• To do
Your job is to copy the data that follows exactly, every line included.

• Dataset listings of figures
-- Opening Marker --

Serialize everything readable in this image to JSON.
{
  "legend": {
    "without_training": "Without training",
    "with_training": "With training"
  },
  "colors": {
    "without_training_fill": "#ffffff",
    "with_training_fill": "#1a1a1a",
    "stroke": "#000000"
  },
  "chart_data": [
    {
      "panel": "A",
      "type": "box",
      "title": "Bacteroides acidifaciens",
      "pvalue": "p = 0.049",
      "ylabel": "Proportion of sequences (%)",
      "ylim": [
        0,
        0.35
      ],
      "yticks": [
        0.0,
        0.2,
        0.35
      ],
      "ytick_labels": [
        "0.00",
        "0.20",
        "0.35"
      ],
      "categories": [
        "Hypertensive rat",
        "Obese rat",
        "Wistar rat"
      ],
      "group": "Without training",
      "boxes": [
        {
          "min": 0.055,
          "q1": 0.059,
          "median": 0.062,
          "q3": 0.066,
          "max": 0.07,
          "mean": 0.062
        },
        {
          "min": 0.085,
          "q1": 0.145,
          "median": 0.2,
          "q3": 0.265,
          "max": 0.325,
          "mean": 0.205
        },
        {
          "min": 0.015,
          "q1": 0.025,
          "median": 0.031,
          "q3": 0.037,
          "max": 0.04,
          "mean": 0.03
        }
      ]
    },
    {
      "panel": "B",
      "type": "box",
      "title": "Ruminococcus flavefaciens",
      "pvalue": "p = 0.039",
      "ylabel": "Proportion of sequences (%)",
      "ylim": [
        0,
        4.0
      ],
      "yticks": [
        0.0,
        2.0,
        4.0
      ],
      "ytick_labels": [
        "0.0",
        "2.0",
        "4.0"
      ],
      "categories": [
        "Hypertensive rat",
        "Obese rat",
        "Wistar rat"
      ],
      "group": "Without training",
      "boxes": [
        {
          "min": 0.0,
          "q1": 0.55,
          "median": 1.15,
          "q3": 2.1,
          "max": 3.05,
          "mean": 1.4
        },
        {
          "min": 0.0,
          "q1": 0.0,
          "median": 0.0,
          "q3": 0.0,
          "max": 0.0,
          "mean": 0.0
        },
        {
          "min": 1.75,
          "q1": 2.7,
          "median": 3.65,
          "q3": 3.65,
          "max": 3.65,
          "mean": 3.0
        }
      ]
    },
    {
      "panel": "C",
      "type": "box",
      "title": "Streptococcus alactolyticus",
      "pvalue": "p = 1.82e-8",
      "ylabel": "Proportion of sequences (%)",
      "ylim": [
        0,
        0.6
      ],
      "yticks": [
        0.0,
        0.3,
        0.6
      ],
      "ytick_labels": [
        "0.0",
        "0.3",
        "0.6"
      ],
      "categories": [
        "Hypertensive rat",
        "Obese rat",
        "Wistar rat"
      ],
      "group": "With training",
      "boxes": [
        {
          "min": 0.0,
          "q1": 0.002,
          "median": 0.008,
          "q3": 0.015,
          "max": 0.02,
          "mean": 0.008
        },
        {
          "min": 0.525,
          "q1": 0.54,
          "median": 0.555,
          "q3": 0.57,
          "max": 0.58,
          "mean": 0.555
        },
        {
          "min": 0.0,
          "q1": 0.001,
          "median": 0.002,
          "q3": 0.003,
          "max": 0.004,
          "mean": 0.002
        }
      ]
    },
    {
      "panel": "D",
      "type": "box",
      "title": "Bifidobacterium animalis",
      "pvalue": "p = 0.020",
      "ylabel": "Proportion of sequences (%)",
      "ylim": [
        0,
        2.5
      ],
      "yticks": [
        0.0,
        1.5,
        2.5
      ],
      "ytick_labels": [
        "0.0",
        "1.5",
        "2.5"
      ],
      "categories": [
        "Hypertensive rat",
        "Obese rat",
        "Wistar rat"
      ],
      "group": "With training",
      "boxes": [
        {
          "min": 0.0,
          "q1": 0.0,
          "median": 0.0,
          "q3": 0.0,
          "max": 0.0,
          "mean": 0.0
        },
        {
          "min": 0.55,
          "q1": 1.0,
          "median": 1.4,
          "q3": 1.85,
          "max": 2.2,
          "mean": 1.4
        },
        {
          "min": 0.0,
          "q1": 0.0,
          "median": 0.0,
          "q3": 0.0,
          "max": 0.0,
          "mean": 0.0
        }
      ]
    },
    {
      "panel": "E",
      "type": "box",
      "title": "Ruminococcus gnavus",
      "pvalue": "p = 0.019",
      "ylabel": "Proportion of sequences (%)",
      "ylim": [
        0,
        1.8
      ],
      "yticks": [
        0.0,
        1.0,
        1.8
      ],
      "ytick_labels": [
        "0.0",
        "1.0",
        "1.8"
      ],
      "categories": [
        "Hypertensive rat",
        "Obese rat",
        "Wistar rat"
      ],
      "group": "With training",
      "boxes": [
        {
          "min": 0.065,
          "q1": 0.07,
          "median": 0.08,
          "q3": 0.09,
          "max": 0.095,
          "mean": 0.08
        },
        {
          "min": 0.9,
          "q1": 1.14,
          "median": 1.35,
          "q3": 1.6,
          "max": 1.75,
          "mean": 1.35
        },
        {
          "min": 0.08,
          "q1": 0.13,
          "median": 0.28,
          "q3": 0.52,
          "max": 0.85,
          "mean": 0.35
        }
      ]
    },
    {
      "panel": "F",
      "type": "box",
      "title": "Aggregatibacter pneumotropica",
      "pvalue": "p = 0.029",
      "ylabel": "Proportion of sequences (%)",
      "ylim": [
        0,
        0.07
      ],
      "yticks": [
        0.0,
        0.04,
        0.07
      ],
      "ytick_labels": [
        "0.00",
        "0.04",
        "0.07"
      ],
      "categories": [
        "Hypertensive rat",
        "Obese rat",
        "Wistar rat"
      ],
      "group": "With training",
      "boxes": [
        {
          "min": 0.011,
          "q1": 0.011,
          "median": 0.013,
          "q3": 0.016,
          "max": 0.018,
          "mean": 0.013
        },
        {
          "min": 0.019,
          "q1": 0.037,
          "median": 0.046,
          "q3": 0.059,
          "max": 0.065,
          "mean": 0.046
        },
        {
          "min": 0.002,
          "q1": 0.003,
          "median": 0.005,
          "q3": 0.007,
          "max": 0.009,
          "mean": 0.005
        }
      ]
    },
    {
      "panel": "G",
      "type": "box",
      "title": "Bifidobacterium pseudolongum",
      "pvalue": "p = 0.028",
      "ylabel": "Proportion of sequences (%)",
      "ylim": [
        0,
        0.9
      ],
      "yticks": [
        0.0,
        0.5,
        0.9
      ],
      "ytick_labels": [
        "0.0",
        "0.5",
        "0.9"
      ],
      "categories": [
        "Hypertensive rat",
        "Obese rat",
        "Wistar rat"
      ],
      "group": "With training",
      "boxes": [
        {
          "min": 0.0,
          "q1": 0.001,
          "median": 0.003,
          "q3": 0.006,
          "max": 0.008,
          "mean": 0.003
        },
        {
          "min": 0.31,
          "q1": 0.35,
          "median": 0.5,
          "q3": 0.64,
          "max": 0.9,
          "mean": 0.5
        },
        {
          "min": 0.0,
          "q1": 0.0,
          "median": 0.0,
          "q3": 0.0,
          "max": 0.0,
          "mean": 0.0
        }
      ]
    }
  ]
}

-- Closing Marker --

• Exercise output
Serialize everything readable in this image to JSON.
{
  "legend": {
    "without_training": "Without training",
    "with_training": "With training"
  },
  "colors": {
    "without_training_fill": "#ffffff",
    "with_training_fill": "#1a1a1a",
    "stroke": "#000000"
  },
  "chart_data": [
    {
      "panel": "A",
      "type": "box",
      "title": "Bacteroides acidifaciens",
      "pvalue": "p = 0.049",
      "ylabel": "Proportion of sequences (%)",
      "ylim": [
        0,
        0.35
      ],
      "yticks": [
        0.0,
        0.2,
        0.35
      ],
      "ytick_labels": [
        "0.00",
        "0.20",
        "0.35"
      ],
      "categories": [
        "Hypertensive rat",
        "Obese rat",
        "Wistar rat"
      ],
      "group": "Without training",
      "boxes": [
        {
          "min": 0.055,
          "q1": 0.059,
          "median": 0.062,
          "q3": 0.066,
          "max": 0.07,
          "mean": 0.062
        },
        {
          "min": 0.085,
          "q1": 0.145,
          "median": 0.2,
          "q3": 0.265,
          "max": 0.325,
          "mean": 0.205
        },
        {
          "min": 0.015,
          "q1": 0.025,
          "median": 0.031,
          "q3": 0.037,
          "max": 0.04,
          "mean": 0.03
        }
      ]
    },
    {
      "panel": "B",
      "type": "box",
      "title": "Ruminococcus flavefaciens",
      "pvalue": "p = 0.039",
      "ylabel": "Proportion of sequences (%)",
      "ylim": [
        0,
        4.0
      ],
      "yticks": [
        0.0,
        2.0,
        4.0
      ],
      "ytick_labels": [
        "0.0",
        "2.0",
        "4.0"
      ],
      "categories": [
        "Hypertensive rat",
        "Obese rat",
        "Wistar rat"
      ],
      "group": "Without training",
      "boxes": [
        {
          "min": 0.0,
          "q1": 0.55,
          "median": 1.15,
          "q3": 2.1,
          "max": 3.05,
          "mean": 1.4
        },
        {
          "min": 0.0,
          "q1": 0.0,
          "median": 0.0,
          "q3": 0.0,
          "max": 0.0,
          "mean": 0.0
        },
        {
          "min": 1.75,
          "q1": 2.7,
          "median": 3.65,
          "q3": 3.65,
          "max": 3.65,
          "mean": 3.0
        }
      ]
    },
    {
      "panel": "C",
      "type": "box",
      "title": "Streptococcus alactolyticus",
      "pvalue": "p = 1.82e-8",
      "ylabel": "Proportion of sequences (%)",
      "ylim": [
        0,
        0.6
      ],
      "yticks": [
        0.0,
        0.3,
        0.6
      ],
      "ytick_labels": [
        "0.0",
        "0.3",
        "0.6"
      ],
      "categories": [
        "Hypertensive rat",
        "Obese rat",
        "Wistar rat"
      ],
      "group": "With training",
      "boxes": [
        {
          "min": 0.0,
          "q1": 0.002,
          "median": 0.008,
          "q3": 0.015,
          "max": 0.02,
          "mean": 0.008
        },
        {
          "min": 0.525,
          "q1": 0.54,
          "median": 0.555,
          "q3": 0.57,
          "max": 0.58,
          "mean": 0.555
        },
        {
          "min": 0.0,
          "q1": 0.001,
          "median": 0.002,
          "q3": 0.003,
          "max": 0.004,
          "mean": 0.002
        }
      ]
    },
    {
      "panel": "D",
      "type": "box",
      "title": "Bifidobacterium animalis",
      "pvalue": "p = 0.020",
      "ylabel": "Proportion of sequences (%)",
      "ylim": [
        0,
        2.5
      ],
      "yticks": [
        0.0,
        1.5,
        2.5
      ],
      "ytick_labels": [
        "0.0",
        "1.5",
        "2.5"
      ],
      "categories": [
        "Hypertensive rat",
        "Obese rat",
        "Wistar rat"
      ],
      "group": "With training",
      "boxes": [
        {
          "min": 0.0,
          "q1": 0.0,
          "median": 0.0,
          "q3": 0.0,
          "max": 0.0,
          "mean": 0.0
        },
        {
          "min": 0.55,
          "q1": 1.0,
          "median": 1.4,
          "q3": 1.85,
          "max": 2.2,
          "mean": 1.4
        },
        {
          "min": 0.0,
          "q1": 0.0,
          "median": 0.0,
          "q3": 0.0,
          "max": 0.0,
          "mean": 0.0
        }
      ]
    },
    {
      "panel": "E",
      "type": "box",
      "title": "Ruminococcus gnavus",
      "pvalue": "p = 0.019",
      "ylabel": "Proportion of sequences (%)",
      "ylim": [
        0,
        1.8
      ],
      "yticks": [
        0.0,
        1.0,
        1.8
      ],
      "ytick_labels": [
        "0.0",
        "1.0",
        "1.8"
      ],
      "categories": [
        "Hypertensive rat",
        "Obese rat",
        "Wistar rat"
      ],
      "group": "With training",
      "boxes": [
        {
          "min": 0.065,
          "q1": 0.07,
          "median": 0.08,
          "q3": 0.09,
          "max": 0.095,
          "mean": 0.08
        },
        {
          "min": 0.9,
          "q1": 1.14,
          "median": 1.35,
          "q3": 1.6,
          "max": 1.75,
          "mean": 1.35
        },
        {
          "min": 0.08,
          "q1": 0.13,
          "median": 0.28,
          "q3": 0.52,
          "max": 0.85,
          "mean": 0.35
        }
      ]
    },
    {
      "panel": "F",
      "type": "box",
      "title": "Aggregatibacter pneumotropica",
      "pvalue": "p = 0.029",
      "ylabel": "Proportion of sequences (%)",
      "ylim": [
        0,
        0.07
      ],
      "yticks": [
        0.0,
        0.04,
        0.07
      ],
      "ytick_labels": [
        "0.00",
        "0.04",
        "0.07"
      ],
      "categories": [
        "Hypertensive rat",
        "Obese rat",
        "Wistar rat"
      ],
      "group": "With training",
      "boxes": [
        {
          "min": 0.011,
          "q1": 0.011,
          "median": 0.013,
          "q3": 0.016,
          "max": 0.018,
          "mean": 0.013
        },
        {
          "min": 0.019,
          "q1": 0.037,
          "median": 0.046,
          "q3": 0.059,
          "max": 0.065,
          "mean": 0.046
        },
        {
          "min": 0.002,
          "q1": 0.003,
          "median": 0.005,
          "q3": 0.007,
          "max": 0.009,
          "mean": 0.005
        }
      ]
    },
    {
      "panel": "G",
      "type": "box",
      "title": "Bifidobacterium pseudolongum",
      "pvalue": "p = 0.028",
      "ylabel": "Proportion of sequences (%)",
      "ylim": [
        0,
        0.9
      ],
      "yticks": [
        0.0,
        0.5,
        0.9
      ],
      "ytick_labels": [
        "0.0",
        "0.5",
        "0.9"
      ],
      "categories": [
        "Hypertensive rat",
        "Obese rat",
        "Wistar rat"
      ],
      "group": "With training",
      "boxes": [
        {
          "min": 0.0,
          "q1": 0.001,
          "median": 0.003,
          "q3": 0.006,
          "max": 0.008,
          "mean": 0.003
        },
        {
          "min": 0.31,
          "q1": 0.35,
          "median": 0.5,
          "q3": 0.64,
          "max": 0.9,
          "mean": 0.5
        },
        {
          "min": 0.0,
          "q1": 0.0,
          "median": 0.0,
          "q3": 0.0,
          "max": 0.0,
          "mean": 0.0
        }
      ]
    }
  ]
}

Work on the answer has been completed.